◆ EXERCISE TASK ◆
In how many lines of the data does the word "text" appear? Give the number by itself.

◆ EXERCISE INPUTS ◆

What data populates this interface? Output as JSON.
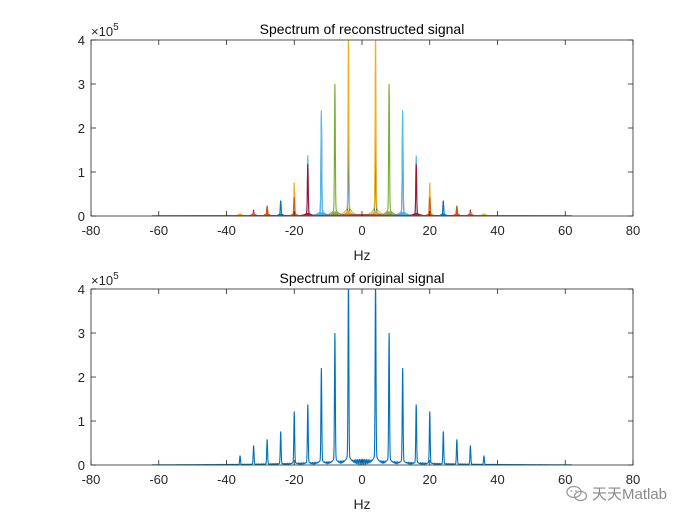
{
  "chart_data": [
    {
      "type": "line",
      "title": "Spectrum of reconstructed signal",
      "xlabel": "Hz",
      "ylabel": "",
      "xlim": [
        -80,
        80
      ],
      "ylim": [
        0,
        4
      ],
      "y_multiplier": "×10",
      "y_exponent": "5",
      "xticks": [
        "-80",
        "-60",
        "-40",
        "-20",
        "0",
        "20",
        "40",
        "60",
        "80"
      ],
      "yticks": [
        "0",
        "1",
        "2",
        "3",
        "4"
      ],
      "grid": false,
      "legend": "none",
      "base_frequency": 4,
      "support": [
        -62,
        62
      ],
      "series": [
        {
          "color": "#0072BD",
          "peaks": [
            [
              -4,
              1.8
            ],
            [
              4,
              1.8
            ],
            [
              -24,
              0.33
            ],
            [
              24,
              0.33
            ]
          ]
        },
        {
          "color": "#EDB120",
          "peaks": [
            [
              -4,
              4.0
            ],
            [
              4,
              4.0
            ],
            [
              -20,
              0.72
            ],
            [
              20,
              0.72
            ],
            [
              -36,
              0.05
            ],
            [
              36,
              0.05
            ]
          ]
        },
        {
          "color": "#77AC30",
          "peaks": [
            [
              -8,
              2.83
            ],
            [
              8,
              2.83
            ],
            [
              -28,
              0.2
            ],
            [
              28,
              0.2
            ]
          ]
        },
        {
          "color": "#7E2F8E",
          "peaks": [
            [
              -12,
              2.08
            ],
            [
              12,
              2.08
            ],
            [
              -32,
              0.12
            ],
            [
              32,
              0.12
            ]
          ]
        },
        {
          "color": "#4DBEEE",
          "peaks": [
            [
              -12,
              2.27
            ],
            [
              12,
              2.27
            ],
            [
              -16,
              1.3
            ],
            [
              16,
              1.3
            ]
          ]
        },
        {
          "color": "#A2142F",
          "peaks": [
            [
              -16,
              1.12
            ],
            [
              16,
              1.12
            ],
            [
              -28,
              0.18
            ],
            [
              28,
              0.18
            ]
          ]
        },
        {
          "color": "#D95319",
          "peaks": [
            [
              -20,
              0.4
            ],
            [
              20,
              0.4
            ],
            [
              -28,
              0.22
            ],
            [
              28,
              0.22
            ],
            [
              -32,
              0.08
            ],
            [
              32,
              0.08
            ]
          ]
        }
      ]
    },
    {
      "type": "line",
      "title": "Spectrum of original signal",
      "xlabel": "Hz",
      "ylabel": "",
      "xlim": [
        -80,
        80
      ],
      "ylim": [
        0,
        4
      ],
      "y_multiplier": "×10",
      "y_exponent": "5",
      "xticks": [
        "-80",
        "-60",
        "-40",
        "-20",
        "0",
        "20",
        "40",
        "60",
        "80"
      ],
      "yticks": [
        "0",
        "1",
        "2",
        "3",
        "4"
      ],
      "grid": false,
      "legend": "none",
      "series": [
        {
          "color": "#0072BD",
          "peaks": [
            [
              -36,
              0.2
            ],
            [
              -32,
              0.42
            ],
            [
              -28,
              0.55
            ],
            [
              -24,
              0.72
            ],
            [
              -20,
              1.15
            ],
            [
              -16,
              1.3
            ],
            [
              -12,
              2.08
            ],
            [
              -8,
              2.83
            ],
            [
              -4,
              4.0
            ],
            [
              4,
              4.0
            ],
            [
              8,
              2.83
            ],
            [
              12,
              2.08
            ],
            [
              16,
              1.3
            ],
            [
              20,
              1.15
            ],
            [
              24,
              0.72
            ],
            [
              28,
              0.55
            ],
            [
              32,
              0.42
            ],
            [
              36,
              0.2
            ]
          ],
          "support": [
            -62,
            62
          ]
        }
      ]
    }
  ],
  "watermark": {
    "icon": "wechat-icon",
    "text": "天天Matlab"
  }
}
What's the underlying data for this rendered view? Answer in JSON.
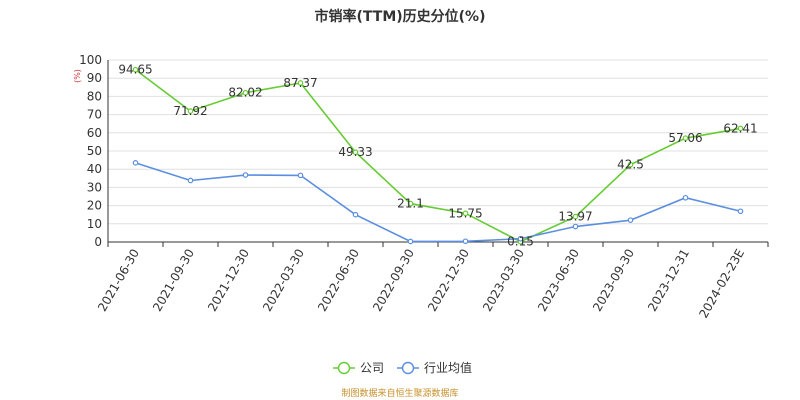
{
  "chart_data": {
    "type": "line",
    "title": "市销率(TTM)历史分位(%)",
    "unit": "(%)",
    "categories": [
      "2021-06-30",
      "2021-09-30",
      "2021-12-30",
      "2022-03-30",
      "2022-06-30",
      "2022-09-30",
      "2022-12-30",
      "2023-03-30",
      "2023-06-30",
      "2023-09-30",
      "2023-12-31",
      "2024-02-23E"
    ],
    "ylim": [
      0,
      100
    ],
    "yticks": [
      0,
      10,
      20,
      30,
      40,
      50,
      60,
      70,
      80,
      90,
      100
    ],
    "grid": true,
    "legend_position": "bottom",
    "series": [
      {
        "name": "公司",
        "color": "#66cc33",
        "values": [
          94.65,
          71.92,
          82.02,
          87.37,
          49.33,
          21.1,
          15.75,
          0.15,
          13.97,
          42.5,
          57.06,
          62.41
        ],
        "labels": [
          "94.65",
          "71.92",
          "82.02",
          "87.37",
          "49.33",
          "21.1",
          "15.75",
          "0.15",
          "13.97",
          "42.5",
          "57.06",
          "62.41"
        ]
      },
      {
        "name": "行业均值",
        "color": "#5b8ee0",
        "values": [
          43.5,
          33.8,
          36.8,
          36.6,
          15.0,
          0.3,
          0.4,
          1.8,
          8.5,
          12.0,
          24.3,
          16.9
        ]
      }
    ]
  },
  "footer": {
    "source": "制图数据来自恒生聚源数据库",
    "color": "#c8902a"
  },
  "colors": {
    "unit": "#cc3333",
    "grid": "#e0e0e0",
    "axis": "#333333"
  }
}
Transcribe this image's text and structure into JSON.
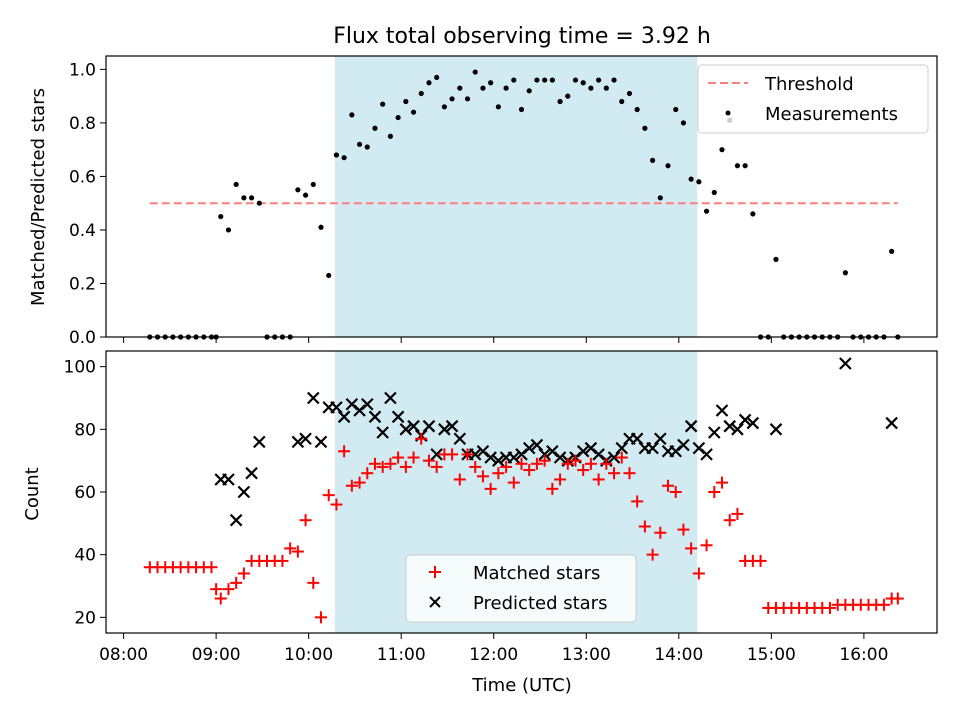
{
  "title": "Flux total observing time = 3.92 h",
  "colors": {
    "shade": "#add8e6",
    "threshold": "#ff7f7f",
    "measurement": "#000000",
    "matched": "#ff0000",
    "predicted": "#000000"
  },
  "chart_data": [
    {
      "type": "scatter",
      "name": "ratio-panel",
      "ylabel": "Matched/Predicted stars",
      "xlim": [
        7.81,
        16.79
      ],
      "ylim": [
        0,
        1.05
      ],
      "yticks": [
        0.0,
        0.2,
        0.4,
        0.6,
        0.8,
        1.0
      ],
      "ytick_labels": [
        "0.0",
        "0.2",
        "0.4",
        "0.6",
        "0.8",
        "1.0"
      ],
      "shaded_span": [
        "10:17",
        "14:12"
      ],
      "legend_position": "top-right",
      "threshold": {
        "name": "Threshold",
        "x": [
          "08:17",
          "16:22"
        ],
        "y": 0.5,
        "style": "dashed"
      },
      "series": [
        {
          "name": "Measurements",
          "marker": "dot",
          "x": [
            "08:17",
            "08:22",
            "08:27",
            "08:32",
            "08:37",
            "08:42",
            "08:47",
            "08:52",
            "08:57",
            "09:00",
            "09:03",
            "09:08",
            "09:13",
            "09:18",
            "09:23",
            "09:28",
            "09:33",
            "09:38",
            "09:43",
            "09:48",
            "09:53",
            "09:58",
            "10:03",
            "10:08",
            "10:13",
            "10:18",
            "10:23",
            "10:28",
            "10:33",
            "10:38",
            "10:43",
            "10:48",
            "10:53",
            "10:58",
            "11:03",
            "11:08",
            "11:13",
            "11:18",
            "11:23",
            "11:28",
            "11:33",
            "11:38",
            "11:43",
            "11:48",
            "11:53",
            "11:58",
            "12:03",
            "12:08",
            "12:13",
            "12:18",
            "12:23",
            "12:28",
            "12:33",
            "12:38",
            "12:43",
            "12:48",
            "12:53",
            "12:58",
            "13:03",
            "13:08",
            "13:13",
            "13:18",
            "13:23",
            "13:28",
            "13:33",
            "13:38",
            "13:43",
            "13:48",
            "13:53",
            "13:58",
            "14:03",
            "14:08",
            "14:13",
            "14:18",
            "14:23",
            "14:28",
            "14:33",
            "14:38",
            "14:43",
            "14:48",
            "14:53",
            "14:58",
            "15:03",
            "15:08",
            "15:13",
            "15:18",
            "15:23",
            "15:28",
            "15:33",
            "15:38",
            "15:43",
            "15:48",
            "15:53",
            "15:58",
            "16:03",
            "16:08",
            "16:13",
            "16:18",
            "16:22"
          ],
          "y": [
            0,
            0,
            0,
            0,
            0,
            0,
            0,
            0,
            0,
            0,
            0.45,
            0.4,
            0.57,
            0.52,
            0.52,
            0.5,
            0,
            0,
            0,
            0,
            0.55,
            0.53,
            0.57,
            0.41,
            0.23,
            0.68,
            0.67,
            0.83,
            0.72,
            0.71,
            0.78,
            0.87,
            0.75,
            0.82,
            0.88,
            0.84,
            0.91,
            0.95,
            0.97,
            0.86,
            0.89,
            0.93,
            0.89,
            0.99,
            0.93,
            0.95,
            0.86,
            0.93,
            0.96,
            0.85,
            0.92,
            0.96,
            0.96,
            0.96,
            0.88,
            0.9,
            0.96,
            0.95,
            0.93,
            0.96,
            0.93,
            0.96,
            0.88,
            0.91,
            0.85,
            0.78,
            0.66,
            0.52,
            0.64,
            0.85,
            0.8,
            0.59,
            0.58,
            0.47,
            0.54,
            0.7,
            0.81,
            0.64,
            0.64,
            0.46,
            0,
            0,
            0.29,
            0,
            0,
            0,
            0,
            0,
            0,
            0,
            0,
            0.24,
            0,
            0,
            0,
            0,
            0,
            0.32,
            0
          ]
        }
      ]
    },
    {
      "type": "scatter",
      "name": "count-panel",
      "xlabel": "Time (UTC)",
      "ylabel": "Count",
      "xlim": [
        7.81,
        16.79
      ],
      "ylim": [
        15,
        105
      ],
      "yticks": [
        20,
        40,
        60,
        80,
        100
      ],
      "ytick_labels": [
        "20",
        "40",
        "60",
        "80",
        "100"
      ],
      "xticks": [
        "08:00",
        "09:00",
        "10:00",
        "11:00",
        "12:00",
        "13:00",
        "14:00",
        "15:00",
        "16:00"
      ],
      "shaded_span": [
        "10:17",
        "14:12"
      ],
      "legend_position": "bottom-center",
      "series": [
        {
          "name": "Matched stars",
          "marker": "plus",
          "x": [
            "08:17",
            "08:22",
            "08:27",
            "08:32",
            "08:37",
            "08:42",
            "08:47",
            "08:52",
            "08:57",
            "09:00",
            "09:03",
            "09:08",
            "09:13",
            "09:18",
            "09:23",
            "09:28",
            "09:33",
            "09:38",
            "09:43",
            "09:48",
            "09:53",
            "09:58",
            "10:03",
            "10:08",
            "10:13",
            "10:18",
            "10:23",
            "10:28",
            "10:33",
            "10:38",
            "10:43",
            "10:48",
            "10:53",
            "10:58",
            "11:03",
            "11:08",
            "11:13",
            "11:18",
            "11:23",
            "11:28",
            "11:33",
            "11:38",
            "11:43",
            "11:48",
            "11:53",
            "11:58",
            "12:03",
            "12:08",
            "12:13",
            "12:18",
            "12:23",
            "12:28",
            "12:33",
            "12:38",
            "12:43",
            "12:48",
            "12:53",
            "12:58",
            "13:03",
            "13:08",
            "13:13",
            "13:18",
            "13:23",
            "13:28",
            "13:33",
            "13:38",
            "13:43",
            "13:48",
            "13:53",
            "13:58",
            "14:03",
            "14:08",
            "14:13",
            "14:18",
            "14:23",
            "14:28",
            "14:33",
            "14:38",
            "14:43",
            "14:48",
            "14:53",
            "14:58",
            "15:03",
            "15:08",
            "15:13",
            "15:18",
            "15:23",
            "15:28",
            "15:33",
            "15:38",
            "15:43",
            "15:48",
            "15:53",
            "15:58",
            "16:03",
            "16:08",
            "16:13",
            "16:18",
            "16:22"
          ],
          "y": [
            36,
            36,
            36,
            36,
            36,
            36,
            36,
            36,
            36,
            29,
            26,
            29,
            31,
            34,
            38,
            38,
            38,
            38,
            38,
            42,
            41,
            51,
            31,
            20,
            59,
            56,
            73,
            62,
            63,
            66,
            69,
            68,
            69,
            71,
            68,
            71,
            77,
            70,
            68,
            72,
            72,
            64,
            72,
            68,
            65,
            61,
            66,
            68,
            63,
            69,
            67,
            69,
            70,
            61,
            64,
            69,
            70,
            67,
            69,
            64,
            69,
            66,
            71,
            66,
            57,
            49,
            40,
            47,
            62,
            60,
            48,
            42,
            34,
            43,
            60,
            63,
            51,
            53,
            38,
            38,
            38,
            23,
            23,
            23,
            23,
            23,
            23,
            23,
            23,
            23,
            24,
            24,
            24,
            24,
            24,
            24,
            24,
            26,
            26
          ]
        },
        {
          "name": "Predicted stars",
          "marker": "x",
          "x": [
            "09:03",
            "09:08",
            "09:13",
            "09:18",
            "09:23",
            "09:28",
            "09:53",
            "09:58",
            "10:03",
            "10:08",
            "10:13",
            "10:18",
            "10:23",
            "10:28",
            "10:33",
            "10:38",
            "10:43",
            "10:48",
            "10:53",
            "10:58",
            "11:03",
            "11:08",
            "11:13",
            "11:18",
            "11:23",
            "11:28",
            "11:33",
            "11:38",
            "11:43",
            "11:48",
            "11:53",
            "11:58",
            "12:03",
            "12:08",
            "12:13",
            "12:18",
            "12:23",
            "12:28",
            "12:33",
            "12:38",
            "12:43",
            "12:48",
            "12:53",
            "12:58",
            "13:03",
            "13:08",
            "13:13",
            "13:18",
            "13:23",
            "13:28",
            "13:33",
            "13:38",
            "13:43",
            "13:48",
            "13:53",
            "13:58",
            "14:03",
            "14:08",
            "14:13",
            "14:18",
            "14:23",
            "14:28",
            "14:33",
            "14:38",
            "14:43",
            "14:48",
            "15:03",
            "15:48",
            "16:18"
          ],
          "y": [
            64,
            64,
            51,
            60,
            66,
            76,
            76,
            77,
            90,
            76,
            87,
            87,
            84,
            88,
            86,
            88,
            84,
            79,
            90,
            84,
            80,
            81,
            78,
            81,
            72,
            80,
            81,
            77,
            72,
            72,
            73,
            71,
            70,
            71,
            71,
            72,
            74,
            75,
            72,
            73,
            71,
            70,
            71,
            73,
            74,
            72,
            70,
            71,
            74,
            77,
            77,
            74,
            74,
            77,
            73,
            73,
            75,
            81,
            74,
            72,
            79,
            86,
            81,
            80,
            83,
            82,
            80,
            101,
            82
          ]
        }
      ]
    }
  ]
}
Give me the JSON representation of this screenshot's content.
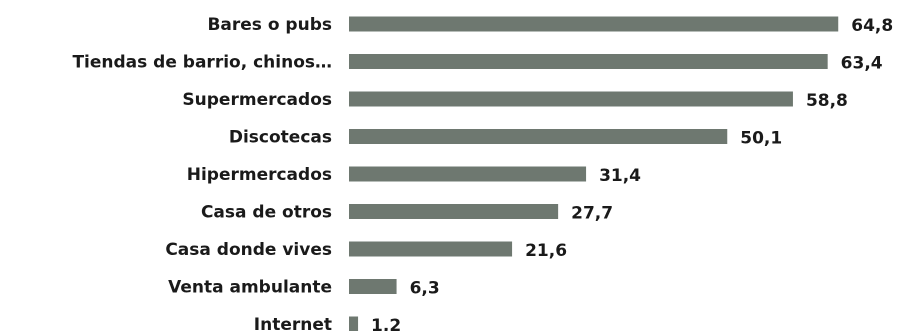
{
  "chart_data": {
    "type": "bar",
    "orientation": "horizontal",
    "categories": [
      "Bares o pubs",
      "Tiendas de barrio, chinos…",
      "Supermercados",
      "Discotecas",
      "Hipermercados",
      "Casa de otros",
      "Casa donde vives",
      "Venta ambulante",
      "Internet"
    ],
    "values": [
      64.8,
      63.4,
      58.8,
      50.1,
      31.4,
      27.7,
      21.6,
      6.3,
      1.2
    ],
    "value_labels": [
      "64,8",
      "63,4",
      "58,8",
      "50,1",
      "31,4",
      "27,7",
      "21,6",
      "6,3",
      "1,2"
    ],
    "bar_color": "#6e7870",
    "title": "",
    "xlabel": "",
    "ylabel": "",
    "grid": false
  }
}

◆ SOLUTION TO THE EXERCISE ◆
2